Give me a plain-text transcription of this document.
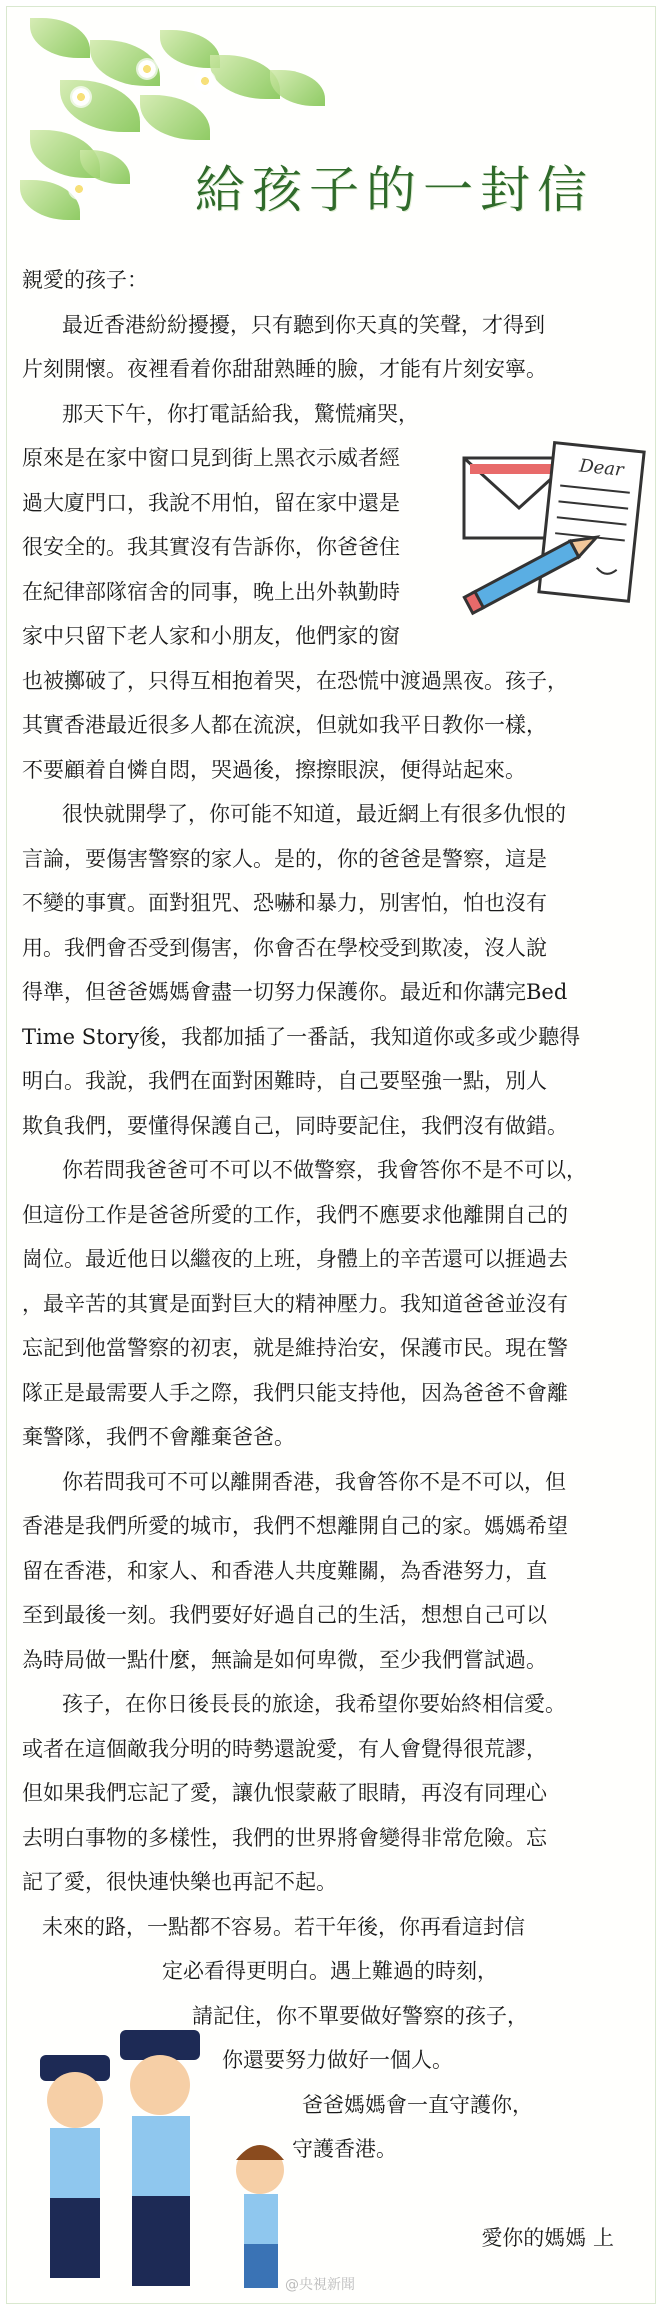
給孩子的一封信
Dear
親愛的孩子：
最近香港紛紛擾擾，只有聽到你天真的笑聲，才得到
片刻開懷。夜裡看着你甜甜熟睡的臉，才能有片刻安寧。
那天下午，你打電話給我，驚慌痛哭，
原來是在家中窗口見到街上黑衣示威者經
過大廈門口，我說不用怕，留在家中還是
很安全的。我其實沒有告訴你，你爸爸住
在紀律部隊宿舍的同事，晚上出外執勤時
家中只留下老人家和小朋友，他們家的窗
也被擲破了，只得互相抱着哭，在恐慌中渡過黑夜。孩子，
其實香港最近很多人都在流淚，但就如我平日教你一樣，
不要顧着自憐自悶，哭過後，擦擦眼淚，便得站起來。
很快就開學了，你可能不知道，最近網上有很多仇恨的
言論，要傷害警察的家人。是的，你的爸爸是警察，這是
不變的事實。面對狙咒、恐嚇和暴力，別害怕，怕也沒有
用。我們會否受到傷害，你會否在學校受到欺凌，沒人說
得準，但爸爸媽媽會盡一切努力保護你。最近和你講完Bed
Time Story後，我都加插了一番話，我知道你或多或少聽得
明白。我說，我們在面對困難時，自己要堅強一點，別人
欺負我們，要懂得保護自己，同時要記住，我們沒有做錯。
你若問我爸爸可不可以不做警察，我會答你不是不可以，
但這份工作是爸爸所愛的工作，我們不應要求他離開自己的
崗位。最近他日以繼夜的上班，身體上的辛苦還可以捱過去
，最辛苦的其實是面對巨大的精神壓力。我知道爸爸並沒有
忘記到他當警察的初衷，就是維持治安，保護市民。現在警
隊正是最需要人手之際，我們只能支持他，因為爸爸不會離
棄警隊，我們不會離棄爸爸。
你若問我可不可以離開香港，我會答你不是不可以，但
香港是我們所愛的城市，我們不想離開自己的家。媽媽希望
留在香港，和家人、和香港人共度難關，為香港努力，直
至到最後一刻。我們要好好過自己的生活，想想自己可以
為時局做一點什麼，無論是如何卑微，至少我們嘗試過。
孩子，在你日後長長的旅途，我希望你要始終相信愛。
或者在這個敵我分明的時勢還說愛，有人會覺得很荒謬，
但如果我們忘記了愛，讓仇恨蒙蔽了眼睛，再沒有同理心
去明白事物的多樣性，我們的世界將會變得非常危險。忘
記了愛，很快連快樂也再記不起。
未來的路，一點都不容易。若干年後，你再看這封信
定必看得更明白。遇上難過的時刻，
請記住，你不單要做好警察的孩子，
你還要努力做好一個人。
爸爸媽媽會一直守護你，
守護香港。
愛你的媽媽 上
@央視新聞
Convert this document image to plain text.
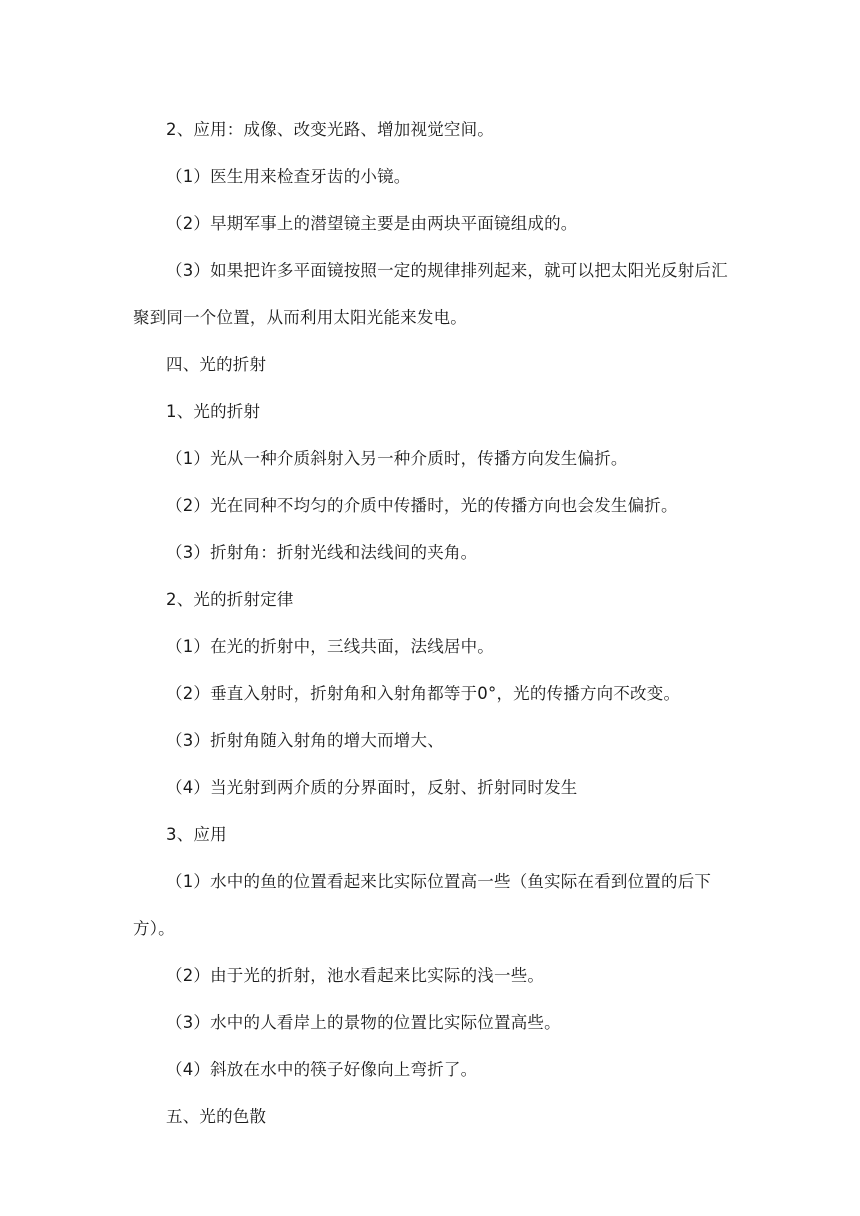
2、应用：成像、改变光路、增加视觉空间。

（1）医生用来检查牙齿的小镜。

（2）早期军事上的潜望镜主要是由两块平面镜组成的。

（3）如果把许多平面镜按照一定的规律排列起来，就可以把太阳光反射后汇聚到同一个位置，从而利用太阳光能来发电。

四、光的折射

1、光的折射

（1）光从一种介质斜射入另一种介质时，传播方向发生偏折。

（2）光在同种不均匀的介质中传播时，光的传播方向也会发生偏折。

（3）折射角：折射光线和法线间的夹角。

2、光的折射定律

（1）在光的折射中，三线共面，法线居中。

（2）垂直入射时，折射角和入射角都等于0°，光的传播方向不改变。

（3）折射角随入射角的增大而增大、

（4）当光射到两介质的分界面时，反射、折射同时发生

3、应用

（1）水中的鱼的位置看起来比实际位置高一些（鱼实际在看到位置的后下方）。

（2）由于光的折射，池水看起来比实际的浅一些。

（3）水中的人看岸上的景物的位置比实际位置高些。

（4）斜放在水中的筷子好像向上弯折了。

五、光的色散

──────────────────────────────

- **THE PROBLEM**: Go to the line containing "Convert this document image to plain text." and set it down, along with every later line through the last one, exactly as written and without the pictures.

- **WRITTEN RESPONSE**:
Convert this document image to plain text.
2、应用：成像、改变光路、增加视觉空间。

（1）医生用来检查牙齿的小镜。

（2）早期军事上的潜望镜主要是由两块平面镜组成的。

（3）如果把许多平面镜按照一定的规律排列起来，就可以把太阳光反射后汇聚到同一个位置，从而利用太阳光能来发电。

四、光的折射

1、光的折射

（1）光从一种介质斜射入另一种介质时，传播方向发生偏折。

（2）光在同种不均匀的介质中传播时，光的传播方向也会发生偏折。

（3）折射角：折射光线和法线间的夹角。

2、光的折射定律

（1）在光的折射中，三线共面，法线居中。

（2）垂直入射时，折射角和入射角都等于0°，光的传播方向不改变。

（3）折射角随入射角的增大而增大、

（4）当光射到两介质的分界面时，反射、折射同时发生

3、应用

（1）水中的鱼的位置看起来比实际位置高一些（鱼实际在看到位置的后下方）。

（2）由于光的折射，池水看起来比实际的浅一些。

（3）水中的人看岸上的景物的位置比实际位置高些。

（4）斜放在水中的筷子好像向上弯折了。

五、光的色散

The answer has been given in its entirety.